- _PROBLEM TO WORK ON_:
Starting from the line containing "Convert this document image to plain text.", write out every remaining line exactly, the last one included.

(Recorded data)
----------

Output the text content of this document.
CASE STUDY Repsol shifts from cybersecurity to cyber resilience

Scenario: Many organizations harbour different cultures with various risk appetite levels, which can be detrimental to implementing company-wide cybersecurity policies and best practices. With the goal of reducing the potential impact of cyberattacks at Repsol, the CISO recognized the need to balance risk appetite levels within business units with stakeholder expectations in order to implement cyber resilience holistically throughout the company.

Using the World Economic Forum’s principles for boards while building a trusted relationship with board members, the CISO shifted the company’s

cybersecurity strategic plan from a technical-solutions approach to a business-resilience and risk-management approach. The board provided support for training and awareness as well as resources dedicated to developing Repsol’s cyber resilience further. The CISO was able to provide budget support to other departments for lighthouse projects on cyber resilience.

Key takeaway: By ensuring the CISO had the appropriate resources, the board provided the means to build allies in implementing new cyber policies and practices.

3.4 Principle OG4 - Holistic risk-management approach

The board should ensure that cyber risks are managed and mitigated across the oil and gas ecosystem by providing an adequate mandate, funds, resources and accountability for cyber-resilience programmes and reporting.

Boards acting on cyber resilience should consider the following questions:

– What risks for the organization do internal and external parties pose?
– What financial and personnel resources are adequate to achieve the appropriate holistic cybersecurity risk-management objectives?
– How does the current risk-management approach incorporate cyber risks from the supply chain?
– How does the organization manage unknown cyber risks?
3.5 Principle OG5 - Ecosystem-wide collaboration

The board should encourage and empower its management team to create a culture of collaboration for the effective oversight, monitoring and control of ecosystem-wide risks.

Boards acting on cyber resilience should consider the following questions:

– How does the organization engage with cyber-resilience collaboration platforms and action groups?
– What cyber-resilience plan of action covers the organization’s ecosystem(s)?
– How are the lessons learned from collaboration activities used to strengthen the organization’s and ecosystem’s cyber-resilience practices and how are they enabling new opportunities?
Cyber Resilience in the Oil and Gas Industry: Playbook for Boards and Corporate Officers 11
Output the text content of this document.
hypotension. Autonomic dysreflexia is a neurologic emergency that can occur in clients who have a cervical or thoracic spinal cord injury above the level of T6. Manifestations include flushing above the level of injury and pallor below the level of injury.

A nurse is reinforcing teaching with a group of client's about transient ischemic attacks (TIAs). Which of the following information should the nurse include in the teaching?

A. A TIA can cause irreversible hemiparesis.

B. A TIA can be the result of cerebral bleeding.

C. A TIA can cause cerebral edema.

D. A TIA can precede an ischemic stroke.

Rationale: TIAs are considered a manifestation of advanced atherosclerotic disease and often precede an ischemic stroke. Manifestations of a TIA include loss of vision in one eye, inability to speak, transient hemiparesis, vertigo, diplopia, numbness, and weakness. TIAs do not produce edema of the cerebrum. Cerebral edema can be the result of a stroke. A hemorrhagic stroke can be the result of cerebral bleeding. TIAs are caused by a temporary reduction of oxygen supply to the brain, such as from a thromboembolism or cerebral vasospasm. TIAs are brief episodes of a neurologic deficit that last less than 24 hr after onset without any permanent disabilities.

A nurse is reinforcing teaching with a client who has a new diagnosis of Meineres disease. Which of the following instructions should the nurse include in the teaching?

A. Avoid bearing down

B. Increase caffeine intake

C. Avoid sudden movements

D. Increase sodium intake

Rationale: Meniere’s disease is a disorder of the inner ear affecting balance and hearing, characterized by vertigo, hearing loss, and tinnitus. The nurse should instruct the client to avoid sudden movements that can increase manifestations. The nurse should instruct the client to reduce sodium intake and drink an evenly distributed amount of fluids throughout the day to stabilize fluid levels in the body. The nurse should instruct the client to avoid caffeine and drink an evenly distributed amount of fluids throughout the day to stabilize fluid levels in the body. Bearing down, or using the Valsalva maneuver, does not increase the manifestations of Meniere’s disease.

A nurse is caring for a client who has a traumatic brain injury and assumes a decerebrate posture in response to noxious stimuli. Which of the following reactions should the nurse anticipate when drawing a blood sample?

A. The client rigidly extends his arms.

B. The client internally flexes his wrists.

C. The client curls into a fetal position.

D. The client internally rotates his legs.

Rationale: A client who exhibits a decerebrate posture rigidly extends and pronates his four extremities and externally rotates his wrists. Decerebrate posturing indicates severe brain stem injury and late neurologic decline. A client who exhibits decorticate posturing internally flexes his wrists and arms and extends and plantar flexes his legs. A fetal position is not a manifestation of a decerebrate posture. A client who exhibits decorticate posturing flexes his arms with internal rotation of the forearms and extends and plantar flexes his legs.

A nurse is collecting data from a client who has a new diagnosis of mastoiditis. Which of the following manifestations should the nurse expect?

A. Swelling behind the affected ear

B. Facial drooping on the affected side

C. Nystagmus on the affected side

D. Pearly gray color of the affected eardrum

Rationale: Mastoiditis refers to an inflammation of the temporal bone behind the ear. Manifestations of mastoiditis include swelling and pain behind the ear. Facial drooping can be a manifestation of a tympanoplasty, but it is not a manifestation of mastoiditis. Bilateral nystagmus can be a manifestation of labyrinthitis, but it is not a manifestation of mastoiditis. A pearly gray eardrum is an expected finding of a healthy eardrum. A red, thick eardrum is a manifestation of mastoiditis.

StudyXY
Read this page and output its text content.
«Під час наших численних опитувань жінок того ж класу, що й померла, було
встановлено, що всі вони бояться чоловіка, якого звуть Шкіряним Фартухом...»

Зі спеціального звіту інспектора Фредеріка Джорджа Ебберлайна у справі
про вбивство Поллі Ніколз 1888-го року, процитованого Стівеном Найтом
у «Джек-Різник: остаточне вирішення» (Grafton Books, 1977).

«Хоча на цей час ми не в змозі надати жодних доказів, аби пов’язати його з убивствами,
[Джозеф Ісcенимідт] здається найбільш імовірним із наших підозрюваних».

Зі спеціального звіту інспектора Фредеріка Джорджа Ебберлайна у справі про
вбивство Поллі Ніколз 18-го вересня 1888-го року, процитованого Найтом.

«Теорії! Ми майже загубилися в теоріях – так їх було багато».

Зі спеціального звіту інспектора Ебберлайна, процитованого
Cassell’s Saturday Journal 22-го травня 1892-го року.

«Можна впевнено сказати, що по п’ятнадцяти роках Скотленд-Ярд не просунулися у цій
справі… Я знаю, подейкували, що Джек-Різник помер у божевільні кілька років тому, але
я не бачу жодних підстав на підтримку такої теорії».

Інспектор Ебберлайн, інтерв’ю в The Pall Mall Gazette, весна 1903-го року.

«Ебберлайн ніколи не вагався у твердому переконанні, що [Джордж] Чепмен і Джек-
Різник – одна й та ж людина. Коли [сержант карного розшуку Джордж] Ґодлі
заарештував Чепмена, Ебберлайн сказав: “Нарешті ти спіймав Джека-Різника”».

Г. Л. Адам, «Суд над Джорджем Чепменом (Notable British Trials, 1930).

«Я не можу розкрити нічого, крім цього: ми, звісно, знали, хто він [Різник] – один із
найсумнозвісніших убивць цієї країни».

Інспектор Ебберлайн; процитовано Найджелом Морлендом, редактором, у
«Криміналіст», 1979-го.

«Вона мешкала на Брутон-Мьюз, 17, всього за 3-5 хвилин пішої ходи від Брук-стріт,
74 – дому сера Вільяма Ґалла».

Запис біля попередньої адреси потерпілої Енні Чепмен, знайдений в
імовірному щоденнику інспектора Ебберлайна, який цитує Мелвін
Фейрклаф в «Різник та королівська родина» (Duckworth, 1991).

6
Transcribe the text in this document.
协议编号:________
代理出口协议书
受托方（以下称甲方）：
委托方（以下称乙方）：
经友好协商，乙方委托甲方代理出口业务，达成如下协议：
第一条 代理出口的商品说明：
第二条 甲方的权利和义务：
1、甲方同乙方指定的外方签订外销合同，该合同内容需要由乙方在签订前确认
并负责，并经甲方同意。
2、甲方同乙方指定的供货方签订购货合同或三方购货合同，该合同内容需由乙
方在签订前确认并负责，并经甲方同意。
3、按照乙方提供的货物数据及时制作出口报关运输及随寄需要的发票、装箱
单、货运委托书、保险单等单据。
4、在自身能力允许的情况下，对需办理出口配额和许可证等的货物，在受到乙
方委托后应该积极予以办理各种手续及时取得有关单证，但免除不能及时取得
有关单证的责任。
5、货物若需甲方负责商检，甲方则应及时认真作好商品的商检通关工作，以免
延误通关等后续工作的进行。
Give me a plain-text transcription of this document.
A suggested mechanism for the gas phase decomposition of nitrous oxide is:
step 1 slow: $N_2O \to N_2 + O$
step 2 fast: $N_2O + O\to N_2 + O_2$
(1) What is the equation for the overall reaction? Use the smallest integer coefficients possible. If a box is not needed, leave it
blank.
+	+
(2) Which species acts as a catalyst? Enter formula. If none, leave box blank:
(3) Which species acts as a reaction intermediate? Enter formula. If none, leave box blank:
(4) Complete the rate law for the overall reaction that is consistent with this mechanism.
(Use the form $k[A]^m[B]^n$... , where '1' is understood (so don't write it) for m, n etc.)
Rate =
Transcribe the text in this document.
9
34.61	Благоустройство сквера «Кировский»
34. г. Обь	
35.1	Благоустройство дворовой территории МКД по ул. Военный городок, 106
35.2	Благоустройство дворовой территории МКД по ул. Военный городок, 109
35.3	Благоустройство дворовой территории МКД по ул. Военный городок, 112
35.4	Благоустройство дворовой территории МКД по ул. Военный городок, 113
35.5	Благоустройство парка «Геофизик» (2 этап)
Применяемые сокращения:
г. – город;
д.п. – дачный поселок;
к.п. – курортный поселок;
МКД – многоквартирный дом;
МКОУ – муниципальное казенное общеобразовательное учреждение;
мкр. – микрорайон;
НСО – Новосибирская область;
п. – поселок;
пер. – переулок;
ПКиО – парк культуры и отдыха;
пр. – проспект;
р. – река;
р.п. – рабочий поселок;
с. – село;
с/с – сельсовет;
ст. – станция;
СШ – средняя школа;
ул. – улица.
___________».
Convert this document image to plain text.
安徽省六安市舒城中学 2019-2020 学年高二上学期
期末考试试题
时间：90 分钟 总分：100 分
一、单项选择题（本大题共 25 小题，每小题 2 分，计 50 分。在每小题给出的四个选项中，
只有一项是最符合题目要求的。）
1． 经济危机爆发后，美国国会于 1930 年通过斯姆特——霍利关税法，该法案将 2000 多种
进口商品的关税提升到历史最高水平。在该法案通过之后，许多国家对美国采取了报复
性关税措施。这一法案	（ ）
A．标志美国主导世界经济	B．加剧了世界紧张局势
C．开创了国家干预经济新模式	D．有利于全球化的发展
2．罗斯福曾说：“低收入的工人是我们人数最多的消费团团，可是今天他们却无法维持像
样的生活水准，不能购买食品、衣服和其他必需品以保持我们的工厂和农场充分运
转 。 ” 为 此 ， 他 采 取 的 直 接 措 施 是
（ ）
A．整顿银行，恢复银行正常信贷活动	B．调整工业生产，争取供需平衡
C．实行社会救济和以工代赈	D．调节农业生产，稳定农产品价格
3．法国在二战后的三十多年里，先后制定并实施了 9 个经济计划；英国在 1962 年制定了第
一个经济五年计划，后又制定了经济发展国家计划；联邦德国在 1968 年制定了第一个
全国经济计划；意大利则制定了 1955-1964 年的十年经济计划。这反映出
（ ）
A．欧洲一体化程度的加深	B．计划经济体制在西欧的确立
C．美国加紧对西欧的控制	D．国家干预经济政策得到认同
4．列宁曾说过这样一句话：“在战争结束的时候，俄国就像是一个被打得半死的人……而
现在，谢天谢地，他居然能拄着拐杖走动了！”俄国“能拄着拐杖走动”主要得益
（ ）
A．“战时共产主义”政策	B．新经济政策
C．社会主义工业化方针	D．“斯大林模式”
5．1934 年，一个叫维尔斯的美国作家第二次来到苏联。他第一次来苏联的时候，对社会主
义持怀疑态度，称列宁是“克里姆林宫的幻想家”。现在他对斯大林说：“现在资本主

----------

- _COMPLETE OUTPUT_:
Convert this document image to plain text.
安徽省六安市舒城中学 2019-2020 学年高二上学期
期末考试试题
时间：90 分钟 总分：100 分
一、单项选择题（本大题共 25 小题，每小题 2 分，计 50 分。在每小题给出的四个选项中，
只有一项是最符合题目要求的。）
1． 经济危机爆发后，美国国会于 1930 年通过斯姆特——霍利关税法，该法案将 2000 多种
进口商品的关税提升到历史最高水平。在该法案通过之后，许多国家对美国采取了报复
性关税措施。这一法案	（ ）
A．标志美国主导世界经济	B．加剧了世界紧张局势
C．开创了国家干预经济新模式	D．有利于全球化的发展
2．罗斯福曾说：“低收入的工人是我们人数最多的消费团团，可是今天他们却无法维持像
样的生活水准，不能购买食品、衣服和其他必需品以保持我们的工厂和农场充分运
转 。 ” 为 此 ， 他 采 取 的 直 接 措 施 是
（ ）
A．整顿银行，恢复银行正常信贷活动	B．调整工业生产，争取供需平衡
C．实行社会救济和以工代赈	D．调节农业生产，稳定农产品价格
3．法国在二战后的三十多年里，先后制定并实施了 9 个经济计划；英国在 1962 年制定了第
一个经济五年计划，后又制定了经济发展国家计划；联邦德国在 1968 年制定了第一个
全国经济计划；意大利则制定了 1955-1964 年的十年经济计划。这反映出
（ ）
A．欧洲一体化程度的加深	B．计划经济体制在西欧的确立
C．美国加紧对西欧的控制	D．国家干预经济政策得到认同
4．列宁曾说过这样一句话：“在战争结束的时候，俄国就像是一个被打得半死的人……而
现在，谢天谢地，他居然能拄着拐杖走动了！”俄国“能拄着拐杖走动”主要得益
（ ）
A．“战时共产主义”政策	B．新经济政策
C．社会主义工业化方针	D．“斯大林模式”
5．1934 年，一个叫维尔斯的美国作家第二次来到苏联。他第一次来苏联的时候，对社会主
义持怀疑态度，称列宁是“克里姆林宫的幻想家”。现在他对斯大林说：“现在资本主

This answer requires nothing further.